▶ [Given task]: Find how many lines in the data below include the word "length", then write only that number.

- - -

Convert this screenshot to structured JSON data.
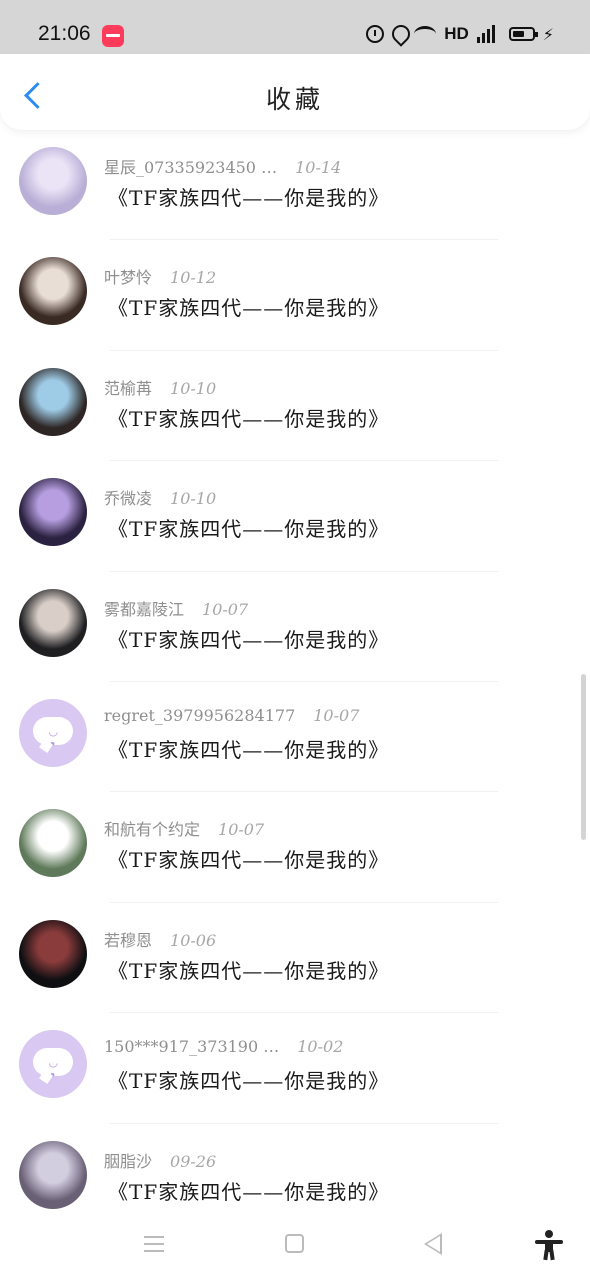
{
  "status_bar": {
    "time": "21:06",
    "network": "HD",
    "icons": [
      "app-badge-icon",
      "alarm-icon",
      "location-icon",
      "wifi-icon",
      "signal-4g-icon",
      "battery-charging-icon"
    ]
  },
  "header": {
    "title": "收藏",
    "back_icon": "chevron-left-icon",
    "accent_color": "#2a8cf0"
  },
  "items": [
    {
      "name": "星辰_07335923450 …",
      "date": "10-14",
      "title": "《TF家族四代——你是我的》",
      "avatar": "photo",
      "avatar_colors": [
        "#b9aed6",
        "#ebe4f7"
      ]
    },
    {
      "name": "叶梦怜",
      "date": "10-12",
      "title": "《TF家族四代——你是我的》",
      "avatar": "photo",
      "avatar_colors": [
        "#3a2a24",
        "#e9ded6"
      ]
    },
    {
      "name": "范榆苒",
      "date": "10-10",
      "title": "《TF家族四代——你是我的》",
      "avatar": "photo",
      "avatar_colors": [
        "#2d2624",
        "#9ecbe6"
      ]
    },
    {
      "name": "乔微凌",
      "date": "10-10",
      "title": "《TF家族四代——你是我的》",
      "avatar": "photo",
      "avatar_colors": [
        "#2b2140",
        "#b69ee0"
      ]
    },
    {
      "name": "雾都嘉陵江",
      "date": "10-07",
      "title": "《TF家族四代——你是我的》",
      "avatar": "photo",
      "avatar_colors": [
        "#1f1f22",
        "#d9cfc8"
      ]
    },
    {
      "name": "regret_3979956284177",
      "date": "10-07",
      "title": "《TF家族四代——你是我的》",
      "avatar": "default-chat",
      "avatar_colors": [
        "#d8c8f2",
        "#ffffff"
      ]
    },
    {
      "name": "和航有个约定",
      "date": "10-07",
      "title": "《TF家族四代——你是我的》",
      "avatar": "photo",
      "avatar_colors": [
        "#5f7a5a",
        "#ffffff"
      ]
    },
    {
      "name": "若穆恩",
      "date": "10-06",
      "title": "《TF家族四代——你是我的》",
      "avatar": "photo",
      "avatar_colors": [
        "#0f0f12",
        "#8a3b3b"
      ]
    },
    {
      "name": "150***917_373190 …",
      "date": "10-02",
      "title": "《TF家族四代——你是我的》",
      "avatar": "default-chat",
      "avatar_colors": [
        "#d8c8f2",
        "#ffffff"
      ]
    },
    {
      "name": "胭脂沙",
      "date": "09-26",
      "title": "《TF家族四代——你是我的》",
      "avatar": "photo",
      "avatar_colors": [
        "#6a6076",
        "#d3cde0"
      ]
    }
  ],
  "nav_bar": {
    "icons": [
      "menu-icon",
      "home-square-icon",
      "back-triangle-icon",
      "accessibility-icon"
    ]
  }
}
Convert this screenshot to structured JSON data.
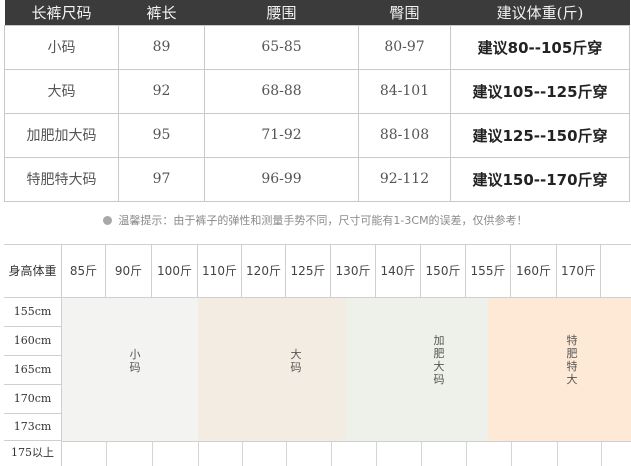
{
  "size_table": {
    "headers": [
      "长裤尺码",
      "裤长",
      "腰围",
      "臀围",
      "建议体重(斤)"
    ],
    "rows": [
      {
        "size": "小码",
        "length": "89",
        "waist": "65-85",
        "hip": "80-97",
        "rec": "建议80--105斤穿"
      },
      {
        "size": "大码",
        "length": "92",
        "waist": "68-88",
        "hip": "84-101",
        "rec": "建议105--125斤穿"
      },
      {
        "size": "加肥加大码",
        "length": "95",
        "waist": "71-92",
        "hip": "88-108",
        "rec": "建议125--150斤穿"
      },
      {
        "size": "特肥特大码",
        "length": "97",
        "waist": "96-99",
        "hip": "92-112",
        "rec": "建议150--170斤穿"
      }
    ]
  },
  "tip": "温馨提示：由于裤子的弹性和测量手势不同，尺寸可能有1-3CM的误差，仅供参考！",
  "grid": {
    "corner": "身高体重",
    "weights": [
      "85斤",
      "90斤",
      "100斤",
      "110斤",
      "120斤",
      "125斤",
      "130斤",
      "140斤",
      "150斤",
      "155斤",
      "160斤",
      "170斤"
    ],
    "heights": [
      "155cm",
      "160cm",
      "165cm",
      "170cm",
      "173cm",
      "175以上"
    ],
    "zones": [
      {
        "label": "小\n码"
      },
      {
        "label": "大\n码"
      },
      {
        "label": "加\n肥\n大\n码"
      },
      {
        "label": "特\n肥\n特\n大"
      }
    ],
    "colors": {
      "zone_small": "#f2f2f0",
      "zone_large": "#f1ebe2",
      "zone_xl": "#eef0ea",
      "zone_xxl": "#fde9d6"
    }
  }
}
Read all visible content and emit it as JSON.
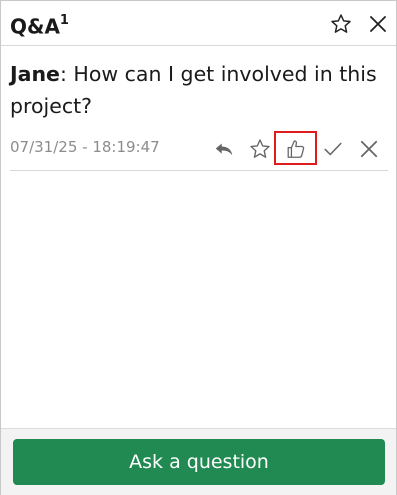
{
  "header": {
    "title": "Q&A",
    "count": "1",
    "star_icon": "star-outline-icon",
    "close_icon": "close-icon"
  },
  "message": {
    "author": "Jane",
    "separator": ": ",
    "text": "How can I get involved in this project?",
    "timestamp": "07/31/25 - 18:19:47"
  },
  "actions": [
    {
      "name": "reply",
      "icon": "reply-icon"
    },
    {
      "name": "star",
      "icon": "star-outline-icon"
    },
    {
      "name": "like",
      "icon": "thumbs-up-icon",
      "highlighted": true
    },
    {
      "name": "mark-answered",
      "icon": "check-icon"
    },
    {
      "name": "dismiss",
      "icon": "close-icon"
    }
  ],
  "footer": {
    "ask_label": "Ask a question"
  },
  "colors": {
    "primary_button": "#218a53",
    "highlight_border": "#e01b1b",
    "muted_text": "#8c8c8c"
  }
}
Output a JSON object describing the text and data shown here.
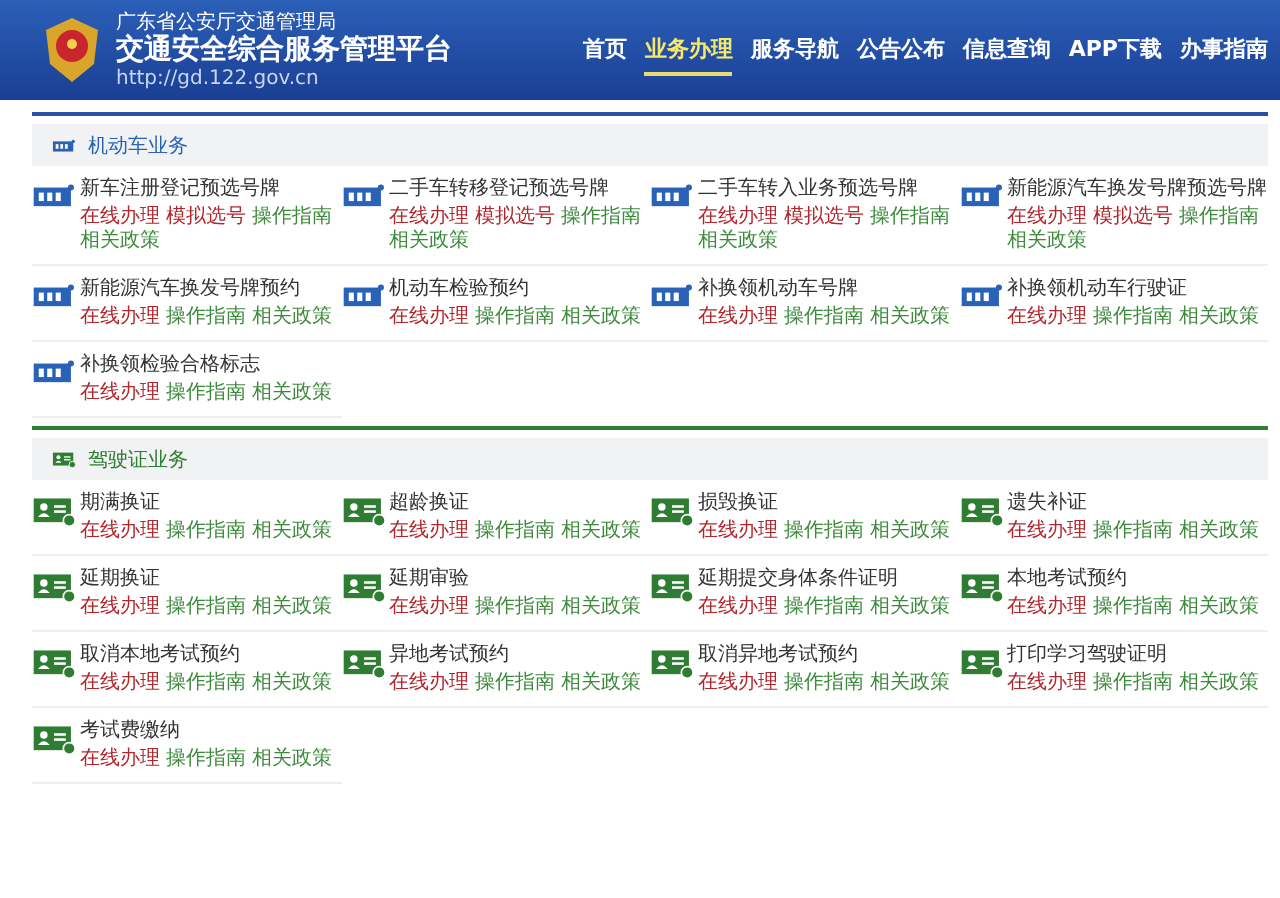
{
  "header": {
    "agency": "广东省公安厅交通管理局",
    "title": "交通安全综合服务管理平台",
    "url": "http://gd.122.gov.cn"
  },
  "nav": [
    {
      "label": "首页",
      "selected": false
    },
    {
      "label": "业务办理",
      "selected": true
    },
    {
      "label": "服务导航",
      "selected": false
    },
    {
      "label": "公告公布",
      "selected": false
    },
    {
      "label": "信息查询",
      "selected": false
    },
    {
      "label": "APP下载",
      "selected": false
    },
    {
      "label": "办事指南",
      "selected": false
    }
  ],
  "sections": [
    {
      "kind": "vehicle",
      "title": "机动车业务",
      "items": [
        {
          "title": "新车注册登记预选号牌",
          "links": [
            {
              "label": "在线办理",
              "color": "#b0272d"
            },
            {
              "label": "模拟选号",
              "color": "#b0272d"
            },
            {
              "label": "操作指南",
              "color": "#3d8a3d"
            },
            {
              "label": "相关政策",
              "color": "#3d8a3d"
            }
          ]
        },
        {
          "title": "二手车转移登记预选号牌",
          "links": [
            {
              "label": "在线办理",
              "color": "#b0272d"
            },
            {
              "label": "模拟选号",
              "color": "#b0272d"
            },
            {
              "label": "操作指南",
              "color": "#3d8a3d"
            },
            {
              "label": "相关政策",
              "color": "#3d8a3d"
            }
          ]
        },
        {
          "title": "二手车转入业务预选号牌",
          "links": [
            {
              "label": "在线办理",
              "color": "#b0272d"
            },
            {
              "label": "模拟选号",
              "color": "#b0272d"
            },
            {
              "label": "操作指南",
              "color": "#3d8a3d"
            },
            {
              "label": "相关政策",
              "color": "#3d8a3d"
            }
          ]
        },
        {
          "title": "新能源汽车换发号牌预选号牌",
          "links": [
            {
              "label": "在线办理",
              "color": "#b0272d"
            },
            {
              "label": "模拟选号",
              "color": "#b0272d"
            },
            {
              "label": "操作指南",
              "color": "#3d8a3d"
            },
            {
              "label": "相关政策",
              "color": "#3d8a3d"
            }
          ]
        },
        {
          "title": "新能源汽车换发号牌预约",
          "links": [
            {
              "label": "在线办理",
              "color": "#b0272d"
            },
            {
              "label": "操作指南",
              "color": "#3d8a3d"
            },
            {
              "label": "相关政策",
              "color": "#3d8a3d"
            }
          ]
        },
        {
          "title": "机动车检验预约",
          "links": [
            {
              "label": "在线办理",
              "color": "#b0272d"
            },
            {
              "label": "操作指南",
              "color": "#3d8a3d"
            },
            {
              "label": "相关政策",
              "color": "#3d8a3d"
            }
          ]
        },
        {
          "title": "补换领机动车号牌",
          "links": [
            {
              "label": "在线办理",
              "color": "#b0272d"
            },
            {
              "label": "操作指南",
              "color": "#3d8a3d"
            },
            {
              "label": "相关政策",
              "color": "#3d8a3d"
            }
          ]
        },
        {
          "title": "补换领机动车行驶证",
          "links": [
            {
              "label": "在线办理",
              "color": "#b0272d"
            },
            {
              "label": "操作指南",
              "color": "#3d8a3d"
            },
            {
              "label": "相关政策",
              "color": "#3d8a3d"
            }
          ]
        },
        {
          "title": "补换领检验合格标志",
          "links": [
            {
              "label": "在线办理",
              "color": "#b0272d"
            },
            {
              "label": "操作指南",
              "color": "#3d8a3d"
            },
            {
              "label": "相关政策",
              "color": "#3d8a3d"
            }
          ]
        }
      ]
    },
    {
      "kind": "license",
      "title": "驾驶证业务",
      "items": [
        {
          "title": "期满换证",
          "links": [
            {
              "label": "在线办理",
              "color": "#b0272d"
            },
            {
              "label": "操作指南",
              "color": "#3d8a3d"
            },
            {
              "label": "相关政策",
              "color": "#3d8a3d"
            }
          ]
        },
        {
          "title": "超龄换证",
          "links": [
            {
              "label": "在线办理",
              "color": "#b0272d"
            },
            {
              "label": "操作指南",
              "color": "#3d8a3d"
            },
            {
              "label": "相关政策",
              "color": "#3d8a3d"
            }
          ]
        },
        {
          "title": "损毁换证",
          "links": [
            {
              "label": "在线办理",
              "color": "#b0272d"
            },
            {
              "label": "操作指南",
              "color": "#3d8a3d"
            },
            {
              "label": "相关政策",
              "color": "#3d8a3d"
            }
          ]
        },
        {
          "title": "遗失补证",
          "links": [
            {
              "label": "在线办理",
              "color": "#b0272d"
            },
            {
              "label": "操作指南",
              "color": "#3d8a3d"
            },
            {
              "label": "相关政策",
              "color": "#3d8a3d"
            }
          ]
        },
        {
          "title": "延期换证",
          "links": [
            {
              "label": "在线办理",
              "color": "#b0272d"
            },
            {
              "label": "操作指南",
              "color": "#3d8a3d"
            },
            {
              "label": "相关政策",
              "color": "#3d8a3d"
            }
          ]
        },
        {
          "title": "延期审验",
          "links": [
            {
              "label": "在线办理",
              "color": "#b0272d"
            },
            {
              "label": "操作指南",
              "color": "#3d8a3d"
            },
            {
              "label": "相关政策",
              "color": "#3d8a3d"
            }
          ]
        },
        {
          "title": "延期提交身体条件证明",
          "links": [
            {
              "label": "在线办理",
              "color": "#b0272d"
            },
            {
              "label": "操作指南",
              "color": "#3d8a3d"
            },
            {
              "label": "相关政策",
              "color": "#3d8a3d"
            }
          ]
        },
        {
          "title": "本地考试预约",
          "links": [
            {
              "label": "在线办理",
              "color": "#b0272d"
            },
            {
              "label": "操作指南",
              "color": "#3d8a3d"
            },
            {
              "label": "相关政策",
              "color": "#3d8a3d"
            }
          ]
        },
        {
          "title": "取消本地考试预约",
          "links": [
            {
              "label": "在线办理",
              "color": "#b0272d"
            },
            {
              "label": "操作指南",
              "color": "#3d8a3d"
            },
            {
              "label": "相关政策",
              "color": "#3d8a3d"
            }
          ]
        },
        {
          "title": "异地考试预约",
          "links": [
            {
              "label": "在线办理",
              "color": "#b0272d"
            },
            {
              "label": "操作指南",
              "color": "#3d8a3d"
            },
            {
              "label": "相关政策",
              "color": "#3d8a3d"
            }
          ]
        },
        {
          "title": "取消异地考试预约",
          "links": [
            {
              "label": "在线办理",
              "color": "#b0272d"
            },
            {
              "label": "操作指南",
              "color": "#3d8a3d"
            },
            {
              "label": "相关政策",
              "color": "#3d8a3d"
            }
          ]
        },
        {
          "title": "打印学习驾驶证明",
          "links": [
            {
              "label": "在线办理",
              "color": "#b0272d"
            },
            {
              "label": "操作指南",
              "color": "#3d8a3d"
            },
            {
              "label": "相关政策",
              "color": "#3d8a3d"
            }
          ]
        },
        {
          "title": "考试费缴纳",
          "links": [
            {
              "label": "在线办理",
              "color": "#b0272d"
            },
            {
              "label": "操作指南",
              "color": "#3d8a3d"
            },
            {
              "label": "相关政策",
              "color": "#3d8a3d"
            }
          ]
        }
      ]
    }
  ]
}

- - -

▶ [Solved exercise]: 4